[Required work]
Extract all data as written.
● ● ● ●
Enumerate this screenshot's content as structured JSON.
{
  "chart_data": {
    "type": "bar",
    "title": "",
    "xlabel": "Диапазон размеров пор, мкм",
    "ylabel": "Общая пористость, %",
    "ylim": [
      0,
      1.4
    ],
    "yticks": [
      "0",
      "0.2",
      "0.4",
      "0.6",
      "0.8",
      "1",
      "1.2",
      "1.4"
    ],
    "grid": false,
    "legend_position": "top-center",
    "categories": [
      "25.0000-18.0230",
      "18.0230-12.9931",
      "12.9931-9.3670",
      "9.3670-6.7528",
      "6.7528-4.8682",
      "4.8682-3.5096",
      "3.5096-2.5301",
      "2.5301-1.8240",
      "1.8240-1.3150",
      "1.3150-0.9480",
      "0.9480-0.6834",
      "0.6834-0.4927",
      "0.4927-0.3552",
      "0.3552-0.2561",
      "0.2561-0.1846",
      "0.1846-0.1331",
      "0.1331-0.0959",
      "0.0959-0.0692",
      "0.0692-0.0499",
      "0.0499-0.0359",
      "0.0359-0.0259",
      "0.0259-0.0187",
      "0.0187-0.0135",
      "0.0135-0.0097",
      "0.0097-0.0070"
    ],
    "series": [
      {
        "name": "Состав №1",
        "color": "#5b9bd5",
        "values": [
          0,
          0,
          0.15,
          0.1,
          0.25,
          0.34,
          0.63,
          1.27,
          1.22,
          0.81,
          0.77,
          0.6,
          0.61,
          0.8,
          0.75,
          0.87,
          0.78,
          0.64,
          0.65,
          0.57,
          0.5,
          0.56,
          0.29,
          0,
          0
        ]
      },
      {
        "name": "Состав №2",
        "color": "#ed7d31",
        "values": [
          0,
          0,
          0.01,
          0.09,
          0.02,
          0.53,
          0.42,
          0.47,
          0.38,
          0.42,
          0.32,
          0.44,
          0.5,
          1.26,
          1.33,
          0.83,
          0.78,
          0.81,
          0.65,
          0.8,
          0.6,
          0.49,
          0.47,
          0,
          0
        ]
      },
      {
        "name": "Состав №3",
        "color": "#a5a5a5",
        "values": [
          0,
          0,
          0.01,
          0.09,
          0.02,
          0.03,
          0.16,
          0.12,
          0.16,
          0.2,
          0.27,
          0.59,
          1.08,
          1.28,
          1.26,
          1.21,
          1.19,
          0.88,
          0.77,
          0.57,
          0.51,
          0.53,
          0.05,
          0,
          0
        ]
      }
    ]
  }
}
● ● ● ●
[Result]
Enumerate this screenshot's content as structured JSON.
{
  "chart_data": {
    "type": "bar",
    "title": "",
    "xlabel": "Диапазон размеров пор, мкм",
    "ylabel": "Общая пористость, %",
    "ylim": [
      0,
      1.4
    ],
    "yticks": [
      "0",
      "0.2",
      "0.4",
      "0.6",
      "0.8",
      "1",
      "1.2",
      "1.4"
    ],
    "grid": false,
    "legend_position": "top-center",
    "categories": [
      "25.0000-18.0230",
      "18.0230-12.9931",
      "12.9931-9.3670",
      "9.3670-6.7528",
      "6.7528-4.8682",
      "4.8682-3.5096",
      "3.5096-2.5301",
      "2.5301-1.8240",
      "1.8240-1.3150",
      "1.3150-0.9480",
      "0.9480-0.6834",
      "0.6834-0.4927",
      "0.4927-0.3552",
      "0.3552-0.2561",
      "0.2561-0.1846",
      "0.1846-0.1331",
      "0.1331-0.0959",
      "0.0959-0.0692",
      "0.0692-0.0499",
      "0.0499-0.0359",
      "0.0359-0.0259",
      "0.0259-0.0187",
      "0.0187-0.0135",
      "0.0135-0.0097",
      "0.0097-0.0070"
    ],
    "series": [
      {
        "name": "Состав №1",
        "color": "#5b9bd5",
        "values": [
          0,
          0,
          0.15,
          0.1,
          0.25,
          0.34,
          0.63,
          1.27,
          1.22,
          0.81,
          0.77,
          0.6,
          0.61,
          0.8,
          0.75,
          0.87,
          0.78,
          0.64,
          0.65,
          0.57,
          0.5,
          0.56,
          0.29,
          0,
          0
        ]
      },
      {
        "name": "Состав №2",
        "color": "#ed7d31",
        "values": [
          0,
          0,
          0.01,
          0.09,
          0.02,
          0.53,
          0.42,
          0.47,
          0.38,
          0.42,
          0.32,
          0.44,
          0.5,
          1.26,
          1.33,
          0.83,
          0.78,
          0.81,
          0.65,
          0.8,
          0.6,
          0.49,
          0.47,
          0,
          0
        ]
      },
      {
        "name": "Состав №3",
        "color": "#a5a5a5",
        "values": [
          0,
          0,
          0.01,
          0.09,
          0.02,
          0.03,
          0.16,
          0.12,
          0.16,
          0.2,
          0.27,
          0.59,
          1.08,
          1.28,
          1.26,
          1.21,
          1.19,
          0.88,
          0.77,
          0.57,
          0.51,
          0.53,
          0.05,
          0,
          0
        ]
      }
    ]
  }
}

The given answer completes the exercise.